BEGIN Data

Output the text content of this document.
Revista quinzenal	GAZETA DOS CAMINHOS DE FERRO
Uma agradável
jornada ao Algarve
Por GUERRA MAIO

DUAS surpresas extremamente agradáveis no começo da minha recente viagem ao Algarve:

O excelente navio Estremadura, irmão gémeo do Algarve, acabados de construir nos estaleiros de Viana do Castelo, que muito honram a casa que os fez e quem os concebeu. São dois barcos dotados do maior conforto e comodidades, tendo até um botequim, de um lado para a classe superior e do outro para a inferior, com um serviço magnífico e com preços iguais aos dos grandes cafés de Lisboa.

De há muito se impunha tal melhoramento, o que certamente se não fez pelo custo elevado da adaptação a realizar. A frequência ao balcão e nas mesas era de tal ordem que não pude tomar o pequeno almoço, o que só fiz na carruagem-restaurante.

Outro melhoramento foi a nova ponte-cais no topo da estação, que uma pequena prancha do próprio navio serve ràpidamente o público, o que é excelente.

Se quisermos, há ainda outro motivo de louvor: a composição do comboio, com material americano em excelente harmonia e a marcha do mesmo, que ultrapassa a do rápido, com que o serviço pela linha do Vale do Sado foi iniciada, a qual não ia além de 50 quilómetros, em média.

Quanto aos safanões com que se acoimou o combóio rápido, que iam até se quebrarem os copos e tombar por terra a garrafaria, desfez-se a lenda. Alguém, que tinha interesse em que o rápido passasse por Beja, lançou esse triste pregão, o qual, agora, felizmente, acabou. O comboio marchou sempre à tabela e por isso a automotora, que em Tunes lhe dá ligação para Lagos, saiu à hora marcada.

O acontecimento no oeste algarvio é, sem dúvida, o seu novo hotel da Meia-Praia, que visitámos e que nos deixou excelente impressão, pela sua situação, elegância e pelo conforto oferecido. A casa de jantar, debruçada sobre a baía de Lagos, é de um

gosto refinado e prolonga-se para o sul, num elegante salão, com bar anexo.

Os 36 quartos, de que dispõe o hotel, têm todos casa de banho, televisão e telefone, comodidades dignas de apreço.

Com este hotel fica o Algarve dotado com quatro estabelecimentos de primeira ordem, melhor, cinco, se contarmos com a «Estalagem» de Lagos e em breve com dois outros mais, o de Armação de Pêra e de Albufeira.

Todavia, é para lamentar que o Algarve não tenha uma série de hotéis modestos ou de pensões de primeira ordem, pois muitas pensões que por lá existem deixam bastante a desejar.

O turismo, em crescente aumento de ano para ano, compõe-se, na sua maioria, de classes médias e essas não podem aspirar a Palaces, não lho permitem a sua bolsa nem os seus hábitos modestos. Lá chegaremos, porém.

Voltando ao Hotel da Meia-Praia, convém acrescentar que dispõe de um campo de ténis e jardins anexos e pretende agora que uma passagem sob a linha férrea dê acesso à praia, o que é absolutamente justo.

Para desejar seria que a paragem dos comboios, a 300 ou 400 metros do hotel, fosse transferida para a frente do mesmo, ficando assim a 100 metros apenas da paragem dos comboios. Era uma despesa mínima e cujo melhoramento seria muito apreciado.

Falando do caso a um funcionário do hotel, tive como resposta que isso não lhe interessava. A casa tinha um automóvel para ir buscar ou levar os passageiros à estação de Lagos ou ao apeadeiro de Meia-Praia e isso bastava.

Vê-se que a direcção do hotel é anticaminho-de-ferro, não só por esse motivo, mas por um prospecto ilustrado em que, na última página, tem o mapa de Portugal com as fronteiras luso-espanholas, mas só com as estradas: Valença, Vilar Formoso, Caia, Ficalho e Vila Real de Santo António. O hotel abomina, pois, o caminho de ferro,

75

END Data

Exercise
Scan the data above; copy every line where "primeira" appears.

Written reply
Com este hotel fica o Algarve dotado com quatro estabelecimentos de primeira ordem, melhor, cinco, se contarmos com a «Estalagem» de Lagos e em breve com dois outros mais, o de Armação de Pêra e de Albufeira.
Todavia, é para lamentar que o Algarve não tenha uma série de hotéis modestos ou de pensões de primeira ordem, pois muitas pensões que por lá existem deixam bastante a desejar.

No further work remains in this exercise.